[PROBLEM]
Write every record out again exactly as given.

─── RECORDS PROVIDED

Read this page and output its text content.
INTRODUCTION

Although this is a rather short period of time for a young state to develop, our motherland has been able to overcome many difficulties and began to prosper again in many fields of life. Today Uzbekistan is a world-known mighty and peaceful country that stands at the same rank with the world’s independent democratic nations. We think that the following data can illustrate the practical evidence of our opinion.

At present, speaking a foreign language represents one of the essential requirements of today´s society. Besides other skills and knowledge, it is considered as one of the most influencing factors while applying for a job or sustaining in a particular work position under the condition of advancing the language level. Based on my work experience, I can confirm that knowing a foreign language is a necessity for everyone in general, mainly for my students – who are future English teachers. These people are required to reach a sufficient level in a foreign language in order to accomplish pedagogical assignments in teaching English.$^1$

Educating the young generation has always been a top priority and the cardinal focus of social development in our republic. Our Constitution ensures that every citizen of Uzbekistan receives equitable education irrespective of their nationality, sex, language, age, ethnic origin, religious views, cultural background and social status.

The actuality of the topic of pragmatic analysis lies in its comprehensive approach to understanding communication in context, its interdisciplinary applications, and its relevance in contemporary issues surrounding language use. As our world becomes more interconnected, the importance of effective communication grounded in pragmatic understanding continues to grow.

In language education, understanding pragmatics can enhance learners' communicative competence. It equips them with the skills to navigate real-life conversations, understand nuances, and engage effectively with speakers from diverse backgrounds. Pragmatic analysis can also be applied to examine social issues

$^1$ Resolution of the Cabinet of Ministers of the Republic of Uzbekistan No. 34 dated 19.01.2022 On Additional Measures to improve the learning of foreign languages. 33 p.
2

──────

[ANSWER IN FULL]
Read this page and output its text content.
INTRODUCTION

Although this is a rather short period of time for a young state to develop, our motherland has been able to overcome many difficulties and began to prosper again in many fields of life. Today Uzbekistan is a world-known mighty and peaceful country that stands at the same rank with the world’s independent democratic nations. We think that the following data can illustrate the practical evidence of our opinion.

At present, speaking a foreign language represents one of the essential requirements of today´s society. Besides other skills and knowledge, it is considered as one of the most influencing factors while applying for a job or sustaining in a particular work position under the condition of advancing the language level. Based on my work experience, I can confirm that knowing a foreign language is a necessity for everyone in general, mainly for my students – who are future English teachers. These people are required to reach a sufficient level in a foreign language in order to accomplish pedagogical assignments in teaching English.$^1$

Educating the young generation has always been a top priority and the cardinal focus of social development in our republic. Our Constitution ensures that every citizen of Uzbekistan receives equitable education irrespective of their nationality, sex, language, age, ethnic origin, religious views, cultural background and social status.

The actuality of the topic of pragmatic analysis lies in its comprehensive approach to understanding communication in context, its interdisciplinary applications, and its relevance in contemporary issues surrounding language use. As our world becomes more interconnected, the importance of effective communication grounded in pragmatic understanding continues to grow.

In language education, understanding pragmatics can enhance learners' communicative competence. It equips them with the skills to navigate real-life conversations, understand nuances, and engage effectively with speakers from diverse backgrounds. Pragmatic analysis can also be applied to examine social issues

$^1$ Resolution of the Cabinet of Ministers of the Republic of Uzbekistan No. 34 dated 19.01.2022 On Additional Measures to improve the learning of foreign languages. 33 p.
2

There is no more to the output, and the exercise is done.